SET PROBLEM.
Copy out each line that includes the word "JSON".

ENTRIES PROVIDED.
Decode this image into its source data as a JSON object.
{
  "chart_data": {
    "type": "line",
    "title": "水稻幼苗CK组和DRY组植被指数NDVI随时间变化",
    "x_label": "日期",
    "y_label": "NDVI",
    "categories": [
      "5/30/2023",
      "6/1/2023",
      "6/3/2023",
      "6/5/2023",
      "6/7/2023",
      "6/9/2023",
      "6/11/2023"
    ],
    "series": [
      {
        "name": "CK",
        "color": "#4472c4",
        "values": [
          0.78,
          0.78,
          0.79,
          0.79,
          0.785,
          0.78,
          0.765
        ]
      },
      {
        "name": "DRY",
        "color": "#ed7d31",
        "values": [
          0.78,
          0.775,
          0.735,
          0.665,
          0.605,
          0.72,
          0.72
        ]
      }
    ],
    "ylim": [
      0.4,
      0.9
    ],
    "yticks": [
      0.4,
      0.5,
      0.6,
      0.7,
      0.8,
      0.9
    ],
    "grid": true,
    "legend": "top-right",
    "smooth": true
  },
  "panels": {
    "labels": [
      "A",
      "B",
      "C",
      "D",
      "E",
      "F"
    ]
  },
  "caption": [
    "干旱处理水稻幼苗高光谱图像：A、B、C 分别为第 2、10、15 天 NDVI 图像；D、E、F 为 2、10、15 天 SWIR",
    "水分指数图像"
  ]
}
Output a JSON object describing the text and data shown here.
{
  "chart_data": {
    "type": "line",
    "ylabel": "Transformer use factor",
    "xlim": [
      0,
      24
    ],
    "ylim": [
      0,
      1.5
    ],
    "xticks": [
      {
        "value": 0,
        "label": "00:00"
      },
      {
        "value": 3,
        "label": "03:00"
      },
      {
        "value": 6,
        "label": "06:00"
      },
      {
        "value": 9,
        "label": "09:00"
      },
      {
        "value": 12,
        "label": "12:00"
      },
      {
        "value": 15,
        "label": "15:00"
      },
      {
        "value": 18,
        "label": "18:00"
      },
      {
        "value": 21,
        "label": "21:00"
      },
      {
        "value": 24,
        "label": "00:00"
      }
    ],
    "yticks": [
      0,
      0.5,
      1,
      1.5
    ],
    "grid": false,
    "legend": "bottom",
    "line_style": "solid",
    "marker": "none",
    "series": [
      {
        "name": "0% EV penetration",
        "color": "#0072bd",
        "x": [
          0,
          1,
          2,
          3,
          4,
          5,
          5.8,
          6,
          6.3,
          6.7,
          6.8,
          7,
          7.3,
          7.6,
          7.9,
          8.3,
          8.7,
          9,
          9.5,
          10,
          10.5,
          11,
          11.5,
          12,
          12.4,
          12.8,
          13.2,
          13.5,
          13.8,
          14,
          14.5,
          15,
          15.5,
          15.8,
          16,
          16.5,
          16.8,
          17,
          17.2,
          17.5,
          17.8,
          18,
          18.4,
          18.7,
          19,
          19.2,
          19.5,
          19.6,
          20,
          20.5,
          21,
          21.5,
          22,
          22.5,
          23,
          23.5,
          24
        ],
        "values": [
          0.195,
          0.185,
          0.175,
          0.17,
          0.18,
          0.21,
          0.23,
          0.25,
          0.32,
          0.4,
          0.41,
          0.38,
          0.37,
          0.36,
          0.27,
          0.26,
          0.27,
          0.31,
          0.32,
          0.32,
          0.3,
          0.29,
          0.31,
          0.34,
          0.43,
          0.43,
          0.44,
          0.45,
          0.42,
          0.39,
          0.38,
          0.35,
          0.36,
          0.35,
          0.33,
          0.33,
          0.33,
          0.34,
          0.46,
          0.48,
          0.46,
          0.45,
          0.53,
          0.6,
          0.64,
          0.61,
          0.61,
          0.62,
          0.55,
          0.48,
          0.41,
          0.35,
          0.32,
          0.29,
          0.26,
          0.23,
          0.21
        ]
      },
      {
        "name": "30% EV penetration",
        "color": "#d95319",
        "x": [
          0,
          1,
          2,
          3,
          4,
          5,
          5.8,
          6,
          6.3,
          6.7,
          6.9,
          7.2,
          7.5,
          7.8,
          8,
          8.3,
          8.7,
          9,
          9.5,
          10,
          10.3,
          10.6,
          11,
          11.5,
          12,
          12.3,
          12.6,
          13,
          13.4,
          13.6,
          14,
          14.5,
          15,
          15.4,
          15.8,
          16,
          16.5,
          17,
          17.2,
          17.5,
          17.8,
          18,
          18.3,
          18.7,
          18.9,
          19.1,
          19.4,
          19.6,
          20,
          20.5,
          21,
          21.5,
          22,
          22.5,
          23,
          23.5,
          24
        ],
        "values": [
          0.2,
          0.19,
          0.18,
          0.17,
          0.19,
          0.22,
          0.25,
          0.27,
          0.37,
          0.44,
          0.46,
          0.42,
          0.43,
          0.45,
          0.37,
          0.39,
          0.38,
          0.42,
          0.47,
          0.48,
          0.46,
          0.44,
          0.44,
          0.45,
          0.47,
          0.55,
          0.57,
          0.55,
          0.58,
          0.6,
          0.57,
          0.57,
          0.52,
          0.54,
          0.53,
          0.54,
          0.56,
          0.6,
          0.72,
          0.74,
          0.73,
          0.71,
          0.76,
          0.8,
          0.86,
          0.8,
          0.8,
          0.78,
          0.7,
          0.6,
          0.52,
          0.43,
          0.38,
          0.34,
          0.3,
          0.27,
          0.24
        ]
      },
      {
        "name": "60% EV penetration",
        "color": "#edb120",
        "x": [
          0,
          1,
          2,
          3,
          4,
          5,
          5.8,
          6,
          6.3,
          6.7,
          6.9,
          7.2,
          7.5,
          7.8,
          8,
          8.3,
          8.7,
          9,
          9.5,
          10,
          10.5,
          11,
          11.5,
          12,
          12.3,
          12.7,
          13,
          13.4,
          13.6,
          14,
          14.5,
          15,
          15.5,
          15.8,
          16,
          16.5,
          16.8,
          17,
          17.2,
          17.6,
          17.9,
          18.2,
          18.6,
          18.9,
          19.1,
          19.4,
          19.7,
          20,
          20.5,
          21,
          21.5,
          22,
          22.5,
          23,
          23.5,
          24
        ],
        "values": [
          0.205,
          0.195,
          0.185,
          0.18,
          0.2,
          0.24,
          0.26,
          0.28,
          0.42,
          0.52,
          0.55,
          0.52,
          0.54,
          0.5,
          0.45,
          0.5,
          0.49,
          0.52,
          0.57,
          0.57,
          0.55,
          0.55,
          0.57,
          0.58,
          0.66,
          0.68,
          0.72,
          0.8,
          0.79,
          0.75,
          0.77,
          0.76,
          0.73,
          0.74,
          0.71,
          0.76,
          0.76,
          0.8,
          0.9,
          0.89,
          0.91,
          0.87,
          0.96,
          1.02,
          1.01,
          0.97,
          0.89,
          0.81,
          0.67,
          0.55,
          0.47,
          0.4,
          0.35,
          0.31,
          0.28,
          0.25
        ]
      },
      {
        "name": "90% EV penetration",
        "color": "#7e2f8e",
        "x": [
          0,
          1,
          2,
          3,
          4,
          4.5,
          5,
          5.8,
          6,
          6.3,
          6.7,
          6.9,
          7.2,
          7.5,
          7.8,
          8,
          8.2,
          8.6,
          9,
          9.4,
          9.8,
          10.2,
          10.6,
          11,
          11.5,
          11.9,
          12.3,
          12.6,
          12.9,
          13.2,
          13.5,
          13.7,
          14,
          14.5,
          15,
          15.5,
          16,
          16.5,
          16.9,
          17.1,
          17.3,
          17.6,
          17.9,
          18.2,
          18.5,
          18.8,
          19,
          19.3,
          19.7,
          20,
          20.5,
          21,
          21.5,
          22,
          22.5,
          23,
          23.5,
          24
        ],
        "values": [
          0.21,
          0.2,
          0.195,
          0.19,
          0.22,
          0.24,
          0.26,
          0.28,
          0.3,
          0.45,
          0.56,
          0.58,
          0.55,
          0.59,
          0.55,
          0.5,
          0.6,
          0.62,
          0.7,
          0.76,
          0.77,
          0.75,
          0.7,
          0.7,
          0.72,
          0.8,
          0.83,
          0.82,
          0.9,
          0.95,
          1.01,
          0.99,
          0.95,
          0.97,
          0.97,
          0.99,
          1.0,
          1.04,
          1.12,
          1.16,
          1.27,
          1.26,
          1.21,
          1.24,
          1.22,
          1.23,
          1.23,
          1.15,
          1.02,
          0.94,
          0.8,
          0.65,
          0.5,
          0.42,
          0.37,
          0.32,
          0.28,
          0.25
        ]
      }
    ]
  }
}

FINAL RESULT.
Decode this image into its source data as a JSON object.
Output a JSON object describing the text and data shown here.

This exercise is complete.